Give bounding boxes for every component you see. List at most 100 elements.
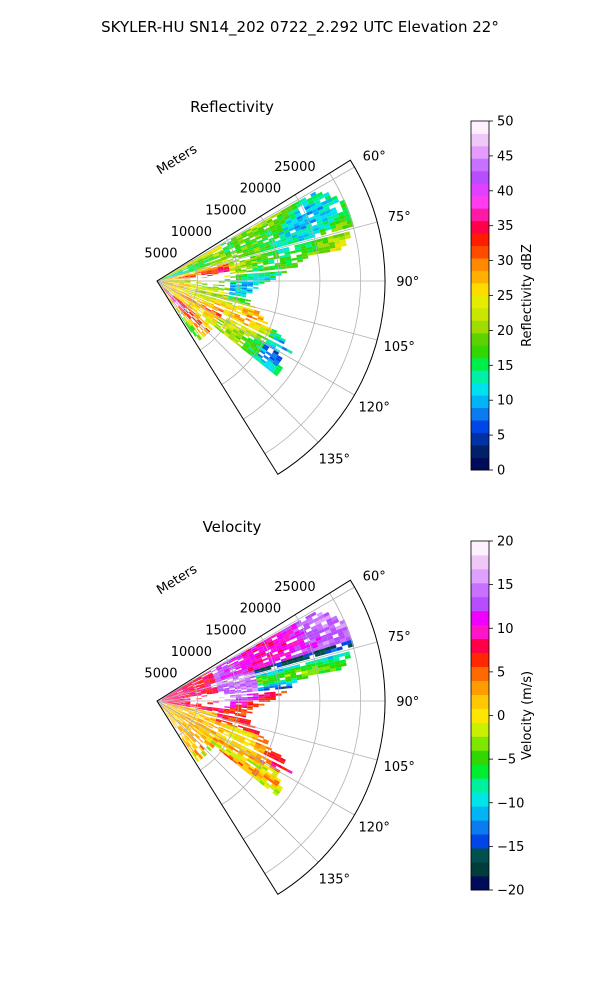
data-cell (212, 251, 219, 256)
data-cell (248, 766, 254, 772)
data-cell (291, 205, 298, 211)
data-cell (186, 741, 191, 747)
data-cell (228, 298, 234, 301)
data-cell (244, 302, 251, 306)
data-cell (196, 676, 202, 681)
data-cell (188, 269, 195, 272)
data-cell (216, 312, 222, 316)
data-cell (166, 693, 172, 697)
data-cell (167, 702, 174, 704)
data-cell (241, 652, 248, 657)
data-cell (167, 699, 174, 700)
data-cell (235, 247, 242, 252)
data-cell (167, 713, 171, 719)
data-cell (324, 646, 332, 651)
data-cell (243, 763, 250, 769)
data-cell (200, 690, 207, 693)
data-cell (211, 294, 218, 297)
data-cell (246, 748, 253, 753)
data-cell (209, 743, 215, 748)
data-cell (240, 326, 247, 332)
data-cell (245, 749, 252, 754)
grid-spoke (156, 700, 355, 816)
data-cell (263, 682, 269, 686)
data-cell (247, 701, 254, 704)
data-cell (262, 766, 269, 771)
data-cell (329, 221, 336, 227)
data-cell (184, 735, 190, 741)
data-cell (233, 718, 240, 721)
data-cell (264, 696, 271, 699)
data-cell (319, 228, 326, 233)
data-cell (184, 694, 190, 696)
data-cell (167, 279, 174, 281)
data-cell (188, 268, 195, 271)
data-cell (286, 236, 293, 241)
data-cell (285, 676, 292, 680)
data-cell (183, 709, 189, 713)
data-cell (215, 258, 222, 262)
data-cell (326, 632, 333, 638)
data-cell (285, 625, 292, 631)
data-cell (229, 709, 236, 712)
data-cell (180, 715, 186, 720)
data-cell (192, 307, 198, 312)
data-cell (197, 720, 203, 724)
data-cell (221, 734, 228, 739)
data-cell (267, 675, 274, 679)
data-cell (161, 283, 167, 286)
data-cell (200, 690, 207, 693)
data-cell (259, 769, 266, 775)
data-cell (290, 231, 297, 236)
data-cell (206, 736, 212, 742)
data-cell (167, 277, 173, 279)
data-cell (215, 733, 222, 738)
data-cell (199, 265, 206, 268)
data-cell (258, 341, 265, 347)
data-cell (175, 713, 181, 717)
data-cell (275, 271, 282, 274)
data-cell (203, 732, 209, 737)
data-cell (215, 743, 222, 748)
data-cell (161, 279, 168, 281)
data-cell (188, 267, 194, 270)
data-cell (202, 322, 208, 327)
data-cell (258, 688, 264, 692)
data-cell (161, 700, 168, 701)
data-cell (242, 728, 249, 732)
data-cell (272, 653, 279, 658)
data-cell (232, 660, 239, 665)
data-cell (256, 259, 263, 263)
radial-tick-label: 15000 (205, 623, 246, 638)
data-cell (302, 202, 310, 208)
data-cell (172, 704, 179, 706)
data-cell (234, 685, 241, 688)
data-cell (258, 761, 265, 767)
data-cell (193, 305, 200, 310)
data-cell (245, 680, 252, 683)
data-cell (206, 711, 212, 715)
data-cell (242, 729, 249, 734)
data-cell (208, 744, 214, 749)
data-cell (167, 704, 173, 707)
data-cell (223, 712, 230, 715)
data-cell (167, 275, 173, 278)
data-cell (289, 250, 296, 254)
data-cell (261, 235, 268, 240)
data-cell (247, 733, 253, 737)
radial-tick-label: 15000 (205, 203, 246, 218)
data-cell (303, 655, 310, 661)
data-cell (187, 724, 193, 729)
data-cell (172, 285, 178, 288)
colorbar-swatch (471, 666, 489, 681)
data-cell (173, 278, 179, 280)
data-cell (189, 271, 196, 274)
data-cell (187, 304, 193, 309)
data-cell (258, 278, 265, 281)
data-cell (185, 297, 191, 302)
data-cell (228, 754, 235, 760)
data-cell (184, 285, 190, 288)
data-cell (283, 229, 290, 234)
data-cell (272, 249, 279, 254)
data-cell (171, 270, 177, 274)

_STATED PROBLEM_: Could you extract every line above verbatim, leaving out the picture?

_RESULT OF THIS TASK_:
Give bounding boxes for every component you see. List at most 100 elements.
data-cell (212, 251, 219, 256)
data-cell (248, 766, 254, 772)
data-cell (291, 205, 298, 211)
data-cell (186, 741, 191, 747)
data-cell (228, 298, 234, 301)
data-cell (244, 302, 251, 306)
data-cell (196, 676, 202, 681)
data-cell (188, 269, 195, 272)
data-cell (216, 312, 222, 316)
data-cell (166, 693, 172, 697)
data-cell (167, 702, 174, 704)
data-cell (241, 652, 248, 657)
data-cell (167, 699, 174, 700)
data-cell (235, 247, 242, 252)
data-cell (167, 713, 171, 719)
data-cell (324, 646, 332, 651)
data-cell (243, 763, 250, 769)
data-cell (200, 690, 207, 693)
data-cell (211, 294, 218, 297)
data-cell (246, 748, 253, 753)
data-cell (209, 743, 215, 748)
data-cell (240, 326, 247, 332)
data-cell (245, 749, 252, 754)
grid-spoke (156, 700, 355, 816)
data-cell (263, 682, 269, 686)
data-cell (247, 701, 254, 704)
data-cell (262, 766, 269, 771)
data-cell (329, 221, 336, 227)
data-cell (184, 735, 190, 741)
data-cell (233, 718, 240, 721)
data-cell (264, 696, 271, 699)
data-cell (319, 228, 326, 233)
data-cell (184, 694, 190, 696)
data-cell (167, 279, 174, 281)
data-cell (188, 268, 195, 271)
data-cell (286, 236, 293, 241)
data-cell (285, 676, 292, 680)
data-cell (183, 709, 189, 713)
data-cell (215, 258, 222, 262)
data-cell (326, 632, 333, 638)
data-cell (285, 625, 292, 631)
data-cell (229, 709, 236, 712)
data-cell (180, 715, 186, 720)
data-cell (192, 307, 198, 312)
data-cell (197, 720, 203, 724)
data-cell (221, 734, 228, 739)
data-cell (267, 675, 274, 679)
data-cell (161, 283, 167, 286)
data-cell (200, 690, 207, 693)
data-cell (259, 769, 266, 775)
data-cell (290, 231, 297, 236)
data-cell (206, 736, 212, 742)
data-cell (167, 277, 173, 279)
data-cell (215, 733, 222, 738)
data-cell (199, 265, 206, 268)
data-cell (258, 341, 265, 347)
data-cell (175, 713, 181, 717)
data-cell (275, 271, 282, 274)
data-cell (203, 732, 209, 737)
data-cell (215, 743, 222, 748)
data-cell (161, 279, 168, 281)
data-cell (188, 267, 194, 270)
data-cell (202, 322, 208, 327)
data-cell (258, 688, 264, 692)
data-cell (161, 700, 168, 701)
data-cell (242, 728, 249, 732)
data-cell (272, 653, 279, 658)
data-cell (232, 660, 239, 665)
data-cell (256, 259, 263, 263)
radial-tick-label: 15000 (205, 623, 246, 638)
data-cell (302, 202, 310, 208)
data-cell (172, 704, 179, 706)
data-cell (234, 685, 241, 688)
data-cell (258, 761, 265, 767)
data-cell (193, 305, 200, 310)
data-cell (245, 680, 252, 683)
data-cell (206, 711, 212, 715)
data-cell (242, 729, 249, 734)
data-cell (208, 744, 214, 749)
data-cell (167, 704, 173, 707)
data-cell (223, 712, 230, 715)
data-cell (167, 275, 173, 278)
data-cell (289, 250, 296, 254)
data-cell (261, 235, 268, 240)
data-cell (247, 733, 253, 737)
radial-tick-label: 15000 (205, 203, 246, 218)
data-cell (303, 655, 310, 661)
data-cell (187, 724, 193, 729)
data-cell (172, 285, 178, 288)
colorbar-swatch (471, 666, 489, 681)
data-cell (173, 278, 179, 280)
data-cell (189, 271, 196, 274)
data-cell (187, 304, 193, 309)
data-cell (258, 278, 265, 281)
data-cell (185, 297, 191, 302)
data-cell (228, 754, 235, 760)
data-cell (184, 285, 190, 288)
data-cell (283, 229, 290, 234)
data-cell (272, 249, 279, 254)
data-cell (171, 270, 177, 274)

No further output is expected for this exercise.